Required work:
Please report every line from the material that contains the word "Français".

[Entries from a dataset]
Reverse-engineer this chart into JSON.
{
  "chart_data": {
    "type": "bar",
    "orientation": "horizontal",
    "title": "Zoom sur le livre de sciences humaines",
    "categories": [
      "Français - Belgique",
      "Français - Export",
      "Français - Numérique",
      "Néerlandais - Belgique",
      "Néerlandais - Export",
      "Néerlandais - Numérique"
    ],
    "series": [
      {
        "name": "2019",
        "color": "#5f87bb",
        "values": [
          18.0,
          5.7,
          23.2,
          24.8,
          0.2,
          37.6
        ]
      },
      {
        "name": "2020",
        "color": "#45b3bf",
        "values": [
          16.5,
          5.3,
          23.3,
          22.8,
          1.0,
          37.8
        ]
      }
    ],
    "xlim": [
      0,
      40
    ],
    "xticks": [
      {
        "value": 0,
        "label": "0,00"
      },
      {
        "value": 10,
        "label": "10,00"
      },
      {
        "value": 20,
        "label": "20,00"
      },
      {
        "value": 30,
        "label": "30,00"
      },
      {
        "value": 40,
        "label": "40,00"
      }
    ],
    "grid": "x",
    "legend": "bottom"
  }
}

Exercise answer:
      "Français - Belgique",
      "Français - Export",
      "Français - Numérique",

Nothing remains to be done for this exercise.